The programs mount and umount support filesystem subtypes. The subtype is defined by a '.subtype' suffix. For example 'fuse.sshfs'. It's recommended to use subtype notation rather than add any prefix to the mount
source (for example 'sshfs#example.com' is deprecated).
If no -t option is given, or if the auto type is specified, mount will try to guess the desired type. Mount uses the blkid library for guessing the filesystem type; if that does not turn up anything that looks famil‐
iar, mount will try to read the file /etc/filesystems, or, if that does not exist, /proc/filesystems. All of the filesystem types listed there will be tried, except for those that are labeled "nodev" (e.g., devpts,
proc and nfs). If /etc/filesystems ends in a line with a single *, mount will read /proc/filesystems afterwards. While trying, all filesystem types will be mounted with the mount option silent.
The auto type may be useful for user-mounted floppies. Creating a file /etc/filesystems can be useful to change the probe order (e.g., to try vfat before msdos or ext3 before ext2) or if you use a kernel module
autoloader.
More than one type may be specified in a comma-separated list, for option -t as well as in an /etc/fstab entry. The list of filesystem types for option -t can be prefixed with no to specify the filesystem types on
which no action should be taken. The prefix no has no effect when specified in an /etc/fstab entry.
The prefix no can be meaningful with the -a option. For example, the command
mount -a -t nomsdos,smbfs
mounts all filesystems except those of type msdos and smbfs.
For most types all the mount program has to do is issue a simple mount(2) system call, and no detailed knowledge of the filesystem type is required. For a few types however (like nfs, nfs4, cifs, smbfs, ncpfs) an ad
hoc code is necessary. The nfs, nfs4, cifs, smbfs, and ncpfs filesystems have a separate mount program. In order to make it possible to treat all types in a uniform way, mount will execute the program
/sbin/mount.type (if that exists) when called with type type. Since different versions of the smbmount program have different calling conventions, /sbin/mount.smbfs may have to be a shell script that sets up the
desired call.
-U, --uuid uuid
Mount the partition that has the specified uuid.
-v, --verbose
Verbose mode.
-w, --rw, --read-write
Mount the filesystem read/write. This is the default. A synonym is -o rw.
-V, --version
Display version information and exit.
-h, --help
Display help text and exit.
FILESYSTEM-INDEPENDENT MOUNT OPTIONS
Some of these options are only useful when they appear in the /etc/fstab file.
Some of these options could be enabled or disabled by default in the system kernel. To check the current setting see the options in /proc/mounts. Note that filesystems also have per-filesystem specific default mount
options (see for example tune2fs -l output for extN filesystems).
The following options apply to any filesystem that is being mounted (but not every filesystem actually honors them – e.g., the sync option today has an effect only for ext2, ext3, fat, vfat and ufs):
async All I/O to the filesystem should be done asynchronously. (See also the sync option.)
atime Do not use the noatime feature, so the inode access time is controlled by kernel defaults. See also the descriptions of the strictatime and relatime mount options.
noatime
Do not update inode access times on this filesystem (e.g., for faster access on the news spool to speed up news servers). This works for all inode types (directories too), so implies nodiratime.
auto Can be mounted with the -a option.
noauto Can only be mounted explicitly (i.e., the -a option will not cause the filesystem to be mounted).

Written exercise A: Return everything in the records from the first line down to the line containing "legend-heading: Streamline: [1400, 524, 1487, 540]", keeping each line exactly the same.

Element box annotations:
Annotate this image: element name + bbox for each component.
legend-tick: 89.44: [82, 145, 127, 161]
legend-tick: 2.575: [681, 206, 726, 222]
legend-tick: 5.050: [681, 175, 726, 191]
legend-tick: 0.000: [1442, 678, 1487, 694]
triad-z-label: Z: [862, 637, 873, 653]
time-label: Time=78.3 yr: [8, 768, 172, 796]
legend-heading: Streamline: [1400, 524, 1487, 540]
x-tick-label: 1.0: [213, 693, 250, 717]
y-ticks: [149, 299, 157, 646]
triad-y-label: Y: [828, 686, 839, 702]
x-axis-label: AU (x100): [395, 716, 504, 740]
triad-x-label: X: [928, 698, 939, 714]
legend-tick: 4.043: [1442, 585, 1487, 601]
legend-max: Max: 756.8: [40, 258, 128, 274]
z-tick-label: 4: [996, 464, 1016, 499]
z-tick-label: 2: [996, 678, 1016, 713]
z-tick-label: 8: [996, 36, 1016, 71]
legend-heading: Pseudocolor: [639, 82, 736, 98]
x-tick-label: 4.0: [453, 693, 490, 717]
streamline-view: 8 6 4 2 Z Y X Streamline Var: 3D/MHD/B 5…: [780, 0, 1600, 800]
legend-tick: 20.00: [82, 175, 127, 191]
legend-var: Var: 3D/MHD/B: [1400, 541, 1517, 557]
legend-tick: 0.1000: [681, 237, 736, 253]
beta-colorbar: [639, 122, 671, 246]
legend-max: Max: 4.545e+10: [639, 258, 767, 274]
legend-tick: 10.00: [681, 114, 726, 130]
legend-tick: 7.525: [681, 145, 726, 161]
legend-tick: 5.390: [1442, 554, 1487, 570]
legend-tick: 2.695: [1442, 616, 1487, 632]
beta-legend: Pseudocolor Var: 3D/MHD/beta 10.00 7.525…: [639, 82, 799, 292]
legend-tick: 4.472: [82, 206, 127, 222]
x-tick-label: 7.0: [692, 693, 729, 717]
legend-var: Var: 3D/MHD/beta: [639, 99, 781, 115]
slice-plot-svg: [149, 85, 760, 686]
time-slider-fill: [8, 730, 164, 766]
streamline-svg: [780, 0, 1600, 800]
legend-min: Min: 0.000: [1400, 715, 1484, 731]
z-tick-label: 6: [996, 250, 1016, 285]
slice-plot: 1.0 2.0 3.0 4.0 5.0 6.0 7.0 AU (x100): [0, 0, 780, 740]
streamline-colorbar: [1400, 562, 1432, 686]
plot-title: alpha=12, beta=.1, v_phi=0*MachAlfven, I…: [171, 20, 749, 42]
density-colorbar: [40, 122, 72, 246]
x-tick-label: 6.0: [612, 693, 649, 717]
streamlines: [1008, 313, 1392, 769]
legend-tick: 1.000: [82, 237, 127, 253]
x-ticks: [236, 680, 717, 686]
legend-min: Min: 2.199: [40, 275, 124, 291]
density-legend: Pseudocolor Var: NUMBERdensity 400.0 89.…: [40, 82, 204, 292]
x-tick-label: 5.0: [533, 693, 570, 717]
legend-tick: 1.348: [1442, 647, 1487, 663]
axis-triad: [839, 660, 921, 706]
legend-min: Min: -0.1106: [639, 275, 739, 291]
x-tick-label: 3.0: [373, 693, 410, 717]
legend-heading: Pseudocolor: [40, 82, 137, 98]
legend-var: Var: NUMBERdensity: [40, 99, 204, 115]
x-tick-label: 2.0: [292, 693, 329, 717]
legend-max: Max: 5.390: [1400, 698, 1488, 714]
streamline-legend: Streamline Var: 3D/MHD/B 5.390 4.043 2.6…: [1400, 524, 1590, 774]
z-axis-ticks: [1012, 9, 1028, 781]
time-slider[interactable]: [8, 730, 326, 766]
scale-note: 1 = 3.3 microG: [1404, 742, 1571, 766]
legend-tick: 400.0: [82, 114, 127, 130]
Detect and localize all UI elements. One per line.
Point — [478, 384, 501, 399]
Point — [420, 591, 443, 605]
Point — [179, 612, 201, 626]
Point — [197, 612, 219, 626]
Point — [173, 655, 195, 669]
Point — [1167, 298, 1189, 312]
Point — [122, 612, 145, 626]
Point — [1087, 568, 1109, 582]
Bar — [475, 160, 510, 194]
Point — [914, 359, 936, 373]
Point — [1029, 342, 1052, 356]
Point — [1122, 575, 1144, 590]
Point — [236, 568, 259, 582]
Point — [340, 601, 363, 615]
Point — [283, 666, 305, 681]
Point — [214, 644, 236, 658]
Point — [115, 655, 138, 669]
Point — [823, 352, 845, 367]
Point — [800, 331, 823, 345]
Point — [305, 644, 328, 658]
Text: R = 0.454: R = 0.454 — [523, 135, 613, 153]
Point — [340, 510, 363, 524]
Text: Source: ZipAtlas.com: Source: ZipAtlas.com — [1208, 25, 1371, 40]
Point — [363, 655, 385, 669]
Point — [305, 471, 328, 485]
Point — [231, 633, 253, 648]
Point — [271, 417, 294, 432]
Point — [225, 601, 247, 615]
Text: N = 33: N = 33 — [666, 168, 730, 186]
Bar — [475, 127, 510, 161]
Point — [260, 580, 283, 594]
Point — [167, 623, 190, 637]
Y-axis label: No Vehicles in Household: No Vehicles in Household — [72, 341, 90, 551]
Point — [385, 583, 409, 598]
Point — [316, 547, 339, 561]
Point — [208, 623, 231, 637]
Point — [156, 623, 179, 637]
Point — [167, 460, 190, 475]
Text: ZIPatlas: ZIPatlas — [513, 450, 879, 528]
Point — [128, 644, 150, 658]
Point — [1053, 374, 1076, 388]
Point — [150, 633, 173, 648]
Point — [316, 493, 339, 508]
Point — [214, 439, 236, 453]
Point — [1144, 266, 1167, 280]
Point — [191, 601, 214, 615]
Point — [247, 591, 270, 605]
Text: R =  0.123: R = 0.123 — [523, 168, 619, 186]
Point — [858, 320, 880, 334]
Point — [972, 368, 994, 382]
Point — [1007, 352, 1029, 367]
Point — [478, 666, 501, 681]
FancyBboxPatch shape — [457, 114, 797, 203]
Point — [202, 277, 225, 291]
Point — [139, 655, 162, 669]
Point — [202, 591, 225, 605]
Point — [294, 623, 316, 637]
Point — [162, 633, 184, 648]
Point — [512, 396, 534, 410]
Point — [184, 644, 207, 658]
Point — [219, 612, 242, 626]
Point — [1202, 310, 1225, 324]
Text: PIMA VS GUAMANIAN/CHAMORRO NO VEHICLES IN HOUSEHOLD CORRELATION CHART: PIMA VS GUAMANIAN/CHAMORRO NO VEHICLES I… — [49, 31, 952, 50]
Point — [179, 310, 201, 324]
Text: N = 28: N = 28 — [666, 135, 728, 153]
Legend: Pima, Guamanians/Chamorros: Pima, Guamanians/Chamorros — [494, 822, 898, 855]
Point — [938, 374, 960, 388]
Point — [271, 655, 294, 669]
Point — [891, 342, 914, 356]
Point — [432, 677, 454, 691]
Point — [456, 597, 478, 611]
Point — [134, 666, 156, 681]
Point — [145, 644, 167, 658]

Written exercise B: From the mount documentation, translate this sentence into Spanish: "The prefix no has no effect when specified in an /etc/fstab entry."

Reply A:
Annotate this image: element name + bbox for each component.
legend-tick: 89.44: [82, 145, 127, 161]
legend-tick: 2.575: [681, 206, 726, 222]
legend-tick: 5.050: [681, 175, 726, 191]
legend-tick: 0.000: [1442, 678, 1487, 694]
triad-z-label: Z: [862, 637, 873, 653]
time-label: Time=78.3 yr: [8, 768, 172, 796]
legend-heading: Streamline: [1400, 524, 1487, 540]

Reply B: El prefijo no no tiene ningún efecto cuando se especifica en una entrada de /etc/fstab.